** Your instructions **
Find all lines in the records that include the word "potential", and copy them out.

## BEGIN Items

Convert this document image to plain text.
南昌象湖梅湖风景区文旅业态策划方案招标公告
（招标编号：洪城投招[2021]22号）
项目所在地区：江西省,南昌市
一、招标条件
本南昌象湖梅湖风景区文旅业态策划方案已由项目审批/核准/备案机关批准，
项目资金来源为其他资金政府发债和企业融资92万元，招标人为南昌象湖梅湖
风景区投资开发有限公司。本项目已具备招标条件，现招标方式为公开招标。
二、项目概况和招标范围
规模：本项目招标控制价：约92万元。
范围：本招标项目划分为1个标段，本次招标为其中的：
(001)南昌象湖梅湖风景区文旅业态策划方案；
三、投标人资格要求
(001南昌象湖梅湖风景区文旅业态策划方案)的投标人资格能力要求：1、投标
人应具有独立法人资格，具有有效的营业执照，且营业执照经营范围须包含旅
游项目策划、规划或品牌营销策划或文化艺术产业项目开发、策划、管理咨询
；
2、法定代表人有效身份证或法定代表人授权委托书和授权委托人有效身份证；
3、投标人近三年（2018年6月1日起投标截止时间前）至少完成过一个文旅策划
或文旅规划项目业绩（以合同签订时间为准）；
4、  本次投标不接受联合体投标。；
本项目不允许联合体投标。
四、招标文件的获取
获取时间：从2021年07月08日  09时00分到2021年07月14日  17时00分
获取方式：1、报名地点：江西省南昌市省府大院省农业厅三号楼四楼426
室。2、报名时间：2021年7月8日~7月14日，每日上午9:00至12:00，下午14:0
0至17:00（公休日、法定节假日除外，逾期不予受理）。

## END Items
## BEGIN Items

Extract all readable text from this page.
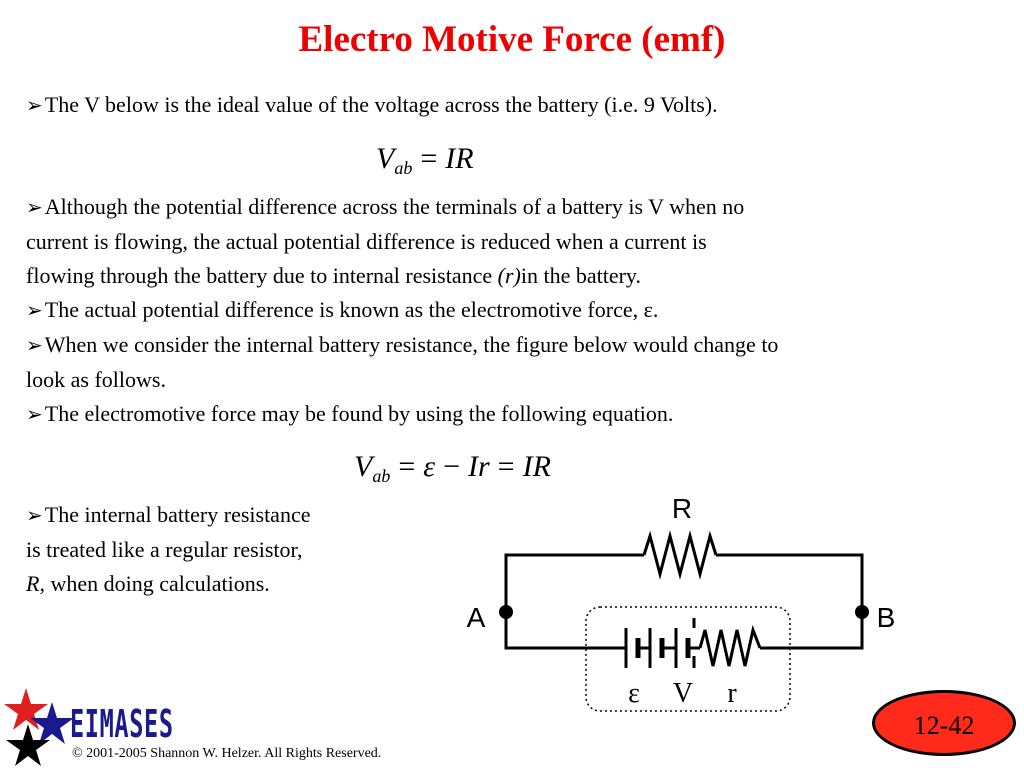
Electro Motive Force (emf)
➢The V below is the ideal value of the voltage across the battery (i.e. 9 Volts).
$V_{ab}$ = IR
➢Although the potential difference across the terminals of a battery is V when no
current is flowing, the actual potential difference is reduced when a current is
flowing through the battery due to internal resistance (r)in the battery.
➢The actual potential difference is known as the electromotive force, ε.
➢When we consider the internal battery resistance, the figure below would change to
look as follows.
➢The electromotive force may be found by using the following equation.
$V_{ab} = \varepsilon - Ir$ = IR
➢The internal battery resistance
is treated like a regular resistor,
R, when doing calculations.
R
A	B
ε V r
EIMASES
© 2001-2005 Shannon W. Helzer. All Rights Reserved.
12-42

## END Items

** In response **
➢Although the potential difference across the terminals of a battery is V when no
current is flowing, the actual potential difference is reduced when a current is
➢The actual potential difference is known as the electromotive force, ε.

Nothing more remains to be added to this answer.